**给定指令 1**
根据超参数测验笔记，视频里讲到哪个超参数比其他超参数更重要？
**给定指令 2**
请复述超参数测验笔记中以含有“如果您认为𝜷（动量超参数）介于 0.9 和”的文字开头、以“的服务器更新或者数据变化）。”结尾的那一部分，一字不改。

**文档段落**
____

于 2023-02-24 21:39:26 发布

阅读量686

点赞数

分类专栏：吴恩达深度学习笔记文章标签：深度学习神经网络 python

本文链接：https://blog.csdn.net/ThreeS_tones/article/details/129170505

版权

吴恩达深度学习笔记专栏收录该内容

6 篇文章 1 订阅

订阅专栏

1. 测验

如果在大量的超参数中搜索最佳的参数值，应当尝试随机值，不要使用网格搜索，因为你不知道哪些超参数比其他的更重要。
每个超参数的重要程度不同，比如视频里讲到的学习率这个超参数比其他超参数重要。
在超参数搜索过程中，你尝试只照顾一个模型（使用熊猫策略）还是一起训练大量的模型（鱼子酱策略）在很大程度上取决于：在你能力范围内，你能够拥有多大的计算能力。
如果您认为𝜷（动量超参数）介于 0.9 和 0.99 之间，那么应该采用以下公式进行采样：

r = np.random.rand()
beta = 1 - 10 ** (-r - 1)

即使你只研究一个问题，你的超参数并不是一成不变的，模型中的细微变化可能导致您需要从头开始重新找到好的超参数（比如你的服务器更新或者数据变化）。
标准化指的是对z[l]进行标准化。
𝒛𝒏𝒐𝒓𝒎(𝒊) =𝒛(𝒊)−𝝁√𝝈𝟐+𝜺中，epsilon是为了避免除零操作。
Batch Norm 中关于 γ 和 β：它们可以在 Adam、具有动量的梯度下降或 RMSprop 使中用，而不仅仅是用梯度下降来学习；它们设定给定层的线性变量𝑧[𝑙] 的均值和方差。
对于测试集，在新的样本上评估神经网络，执行所需的标准化，在训练期间使用了 𝜇 和 𝜎2 的指数加权平均值来估计 mini-batches 的情况。

____

**所提供材料**
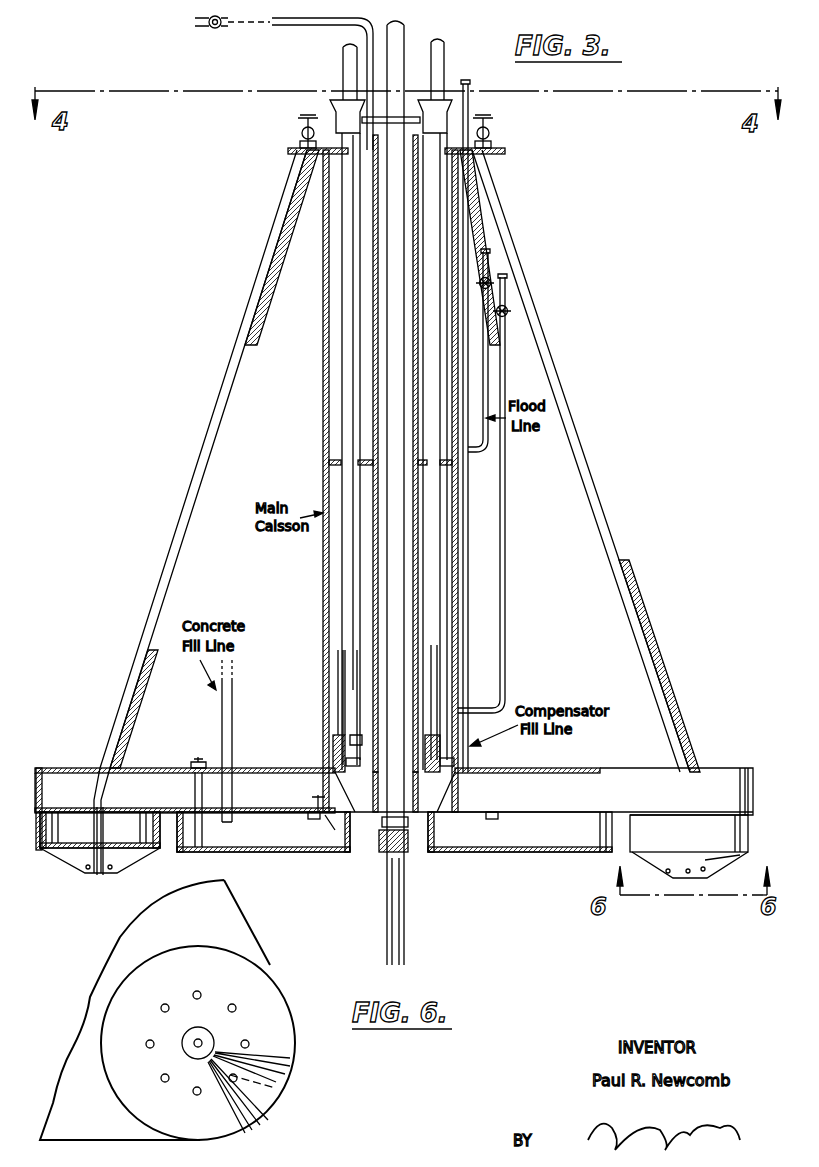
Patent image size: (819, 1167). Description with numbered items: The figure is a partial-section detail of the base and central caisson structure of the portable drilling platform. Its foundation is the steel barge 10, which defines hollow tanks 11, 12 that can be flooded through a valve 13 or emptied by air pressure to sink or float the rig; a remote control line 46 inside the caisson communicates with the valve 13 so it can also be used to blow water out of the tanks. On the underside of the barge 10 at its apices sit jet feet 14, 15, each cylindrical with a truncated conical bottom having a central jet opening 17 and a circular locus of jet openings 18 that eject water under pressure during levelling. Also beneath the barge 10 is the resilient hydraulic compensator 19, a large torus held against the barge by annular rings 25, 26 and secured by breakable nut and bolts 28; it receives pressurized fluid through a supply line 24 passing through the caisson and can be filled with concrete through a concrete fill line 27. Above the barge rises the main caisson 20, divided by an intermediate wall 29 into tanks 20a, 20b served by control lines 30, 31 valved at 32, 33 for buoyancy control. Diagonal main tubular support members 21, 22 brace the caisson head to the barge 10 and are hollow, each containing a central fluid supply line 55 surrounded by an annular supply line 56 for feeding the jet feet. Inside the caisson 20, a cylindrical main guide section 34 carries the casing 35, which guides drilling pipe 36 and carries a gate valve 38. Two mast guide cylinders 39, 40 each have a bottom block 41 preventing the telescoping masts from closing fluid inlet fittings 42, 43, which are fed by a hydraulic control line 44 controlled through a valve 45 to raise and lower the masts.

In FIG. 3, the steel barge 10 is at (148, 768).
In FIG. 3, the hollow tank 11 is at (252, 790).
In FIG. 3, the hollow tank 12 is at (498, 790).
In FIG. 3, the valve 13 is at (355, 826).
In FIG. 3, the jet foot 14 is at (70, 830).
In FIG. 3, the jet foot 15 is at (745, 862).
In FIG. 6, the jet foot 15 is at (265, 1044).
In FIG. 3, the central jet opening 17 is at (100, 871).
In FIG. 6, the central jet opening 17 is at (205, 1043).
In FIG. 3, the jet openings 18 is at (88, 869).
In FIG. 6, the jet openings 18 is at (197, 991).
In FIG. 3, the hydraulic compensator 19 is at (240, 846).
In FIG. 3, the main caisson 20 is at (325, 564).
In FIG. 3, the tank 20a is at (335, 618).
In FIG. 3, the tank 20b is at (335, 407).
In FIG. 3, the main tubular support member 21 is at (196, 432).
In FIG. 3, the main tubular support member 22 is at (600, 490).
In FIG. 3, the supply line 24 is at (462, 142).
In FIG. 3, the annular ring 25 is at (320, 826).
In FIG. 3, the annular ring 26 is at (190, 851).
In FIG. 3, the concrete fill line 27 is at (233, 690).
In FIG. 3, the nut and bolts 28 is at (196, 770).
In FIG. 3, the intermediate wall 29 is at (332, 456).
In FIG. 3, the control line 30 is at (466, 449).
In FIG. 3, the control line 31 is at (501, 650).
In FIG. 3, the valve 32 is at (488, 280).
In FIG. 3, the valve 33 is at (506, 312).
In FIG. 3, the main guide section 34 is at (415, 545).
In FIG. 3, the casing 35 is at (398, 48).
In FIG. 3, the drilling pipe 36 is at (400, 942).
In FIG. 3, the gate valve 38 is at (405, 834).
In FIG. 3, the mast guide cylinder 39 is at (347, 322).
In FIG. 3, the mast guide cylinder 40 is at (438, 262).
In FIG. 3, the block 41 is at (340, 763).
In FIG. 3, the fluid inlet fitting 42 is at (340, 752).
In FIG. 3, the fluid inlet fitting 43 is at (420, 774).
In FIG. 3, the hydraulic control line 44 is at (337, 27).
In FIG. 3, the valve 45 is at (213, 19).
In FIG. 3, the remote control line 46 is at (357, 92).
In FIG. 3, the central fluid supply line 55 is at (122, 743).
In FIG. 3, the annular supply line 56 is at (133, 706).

____

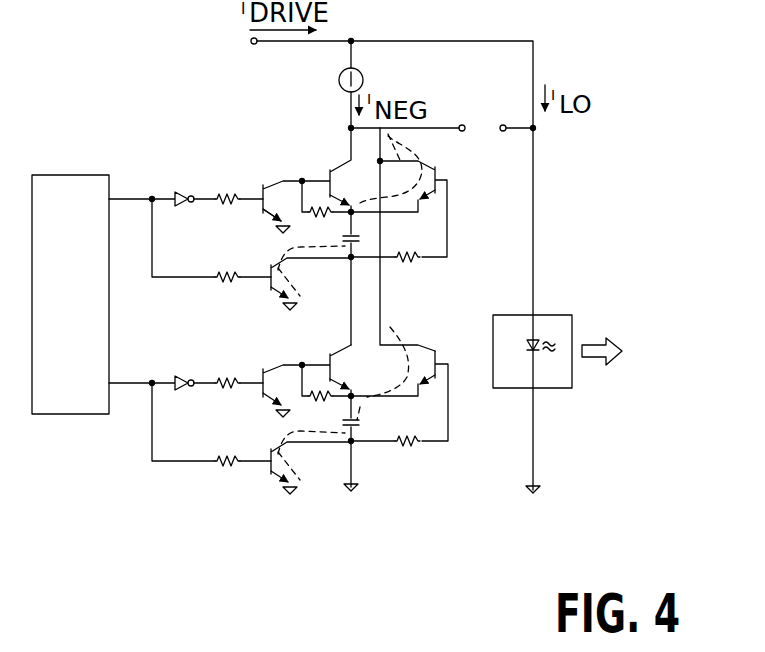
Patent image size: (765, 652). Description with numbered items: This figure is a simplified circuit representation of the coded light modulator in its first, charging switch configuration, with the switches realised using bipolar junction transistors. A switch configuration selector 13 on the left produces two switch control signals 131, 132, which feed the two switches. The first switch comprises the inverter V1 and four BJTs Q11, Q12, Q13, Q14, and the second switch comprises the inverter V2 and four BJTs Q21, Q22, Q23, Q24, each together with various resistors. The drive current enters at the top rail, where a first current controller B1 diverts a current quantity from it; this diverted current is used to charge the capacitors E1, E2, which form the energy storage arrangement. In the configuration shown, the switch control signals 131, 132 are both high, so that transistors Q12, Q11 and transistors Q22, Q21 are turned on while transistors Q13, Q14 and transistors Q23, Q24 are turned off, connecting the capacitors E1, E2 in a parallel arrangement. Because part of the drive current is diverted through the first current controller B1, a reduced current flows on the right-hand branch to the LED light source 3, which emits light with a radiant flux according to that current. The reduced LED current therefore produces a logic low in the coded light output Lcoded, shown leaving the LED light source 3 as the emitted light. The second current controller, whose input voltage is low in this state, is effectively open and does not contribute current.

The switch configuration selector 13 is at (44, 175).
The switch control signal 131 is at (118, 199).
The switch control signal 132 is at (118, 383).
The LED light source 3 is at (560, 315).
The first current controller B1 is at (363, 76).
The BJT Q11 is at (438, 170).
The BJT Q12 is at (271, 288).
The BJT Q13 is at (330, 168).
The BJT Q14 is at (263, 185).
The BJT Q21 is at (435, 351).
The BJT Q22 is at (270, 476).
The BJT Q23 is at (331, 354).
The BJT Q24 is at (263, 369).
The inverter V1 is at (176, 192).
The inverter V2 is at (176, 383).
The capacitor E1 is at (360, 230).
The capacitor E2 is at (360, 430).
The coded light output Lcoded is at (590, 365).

____

**完成答案 1**
学习率。

**完成答案 2**
如果您认为𝜷（动量超参数）介于 0.9 和 0.99 之间，那么应该采用以下公式进行采样：

r = np.random.rand()
beta = 1 - 10 ** (-r - 1)

即使你只研究一个问题，你的超参数并不是一成不变的，模型中的细微变化可能导致您需要从头开始重新找到好的超参数（比如你的服务器更新或者数据变化）。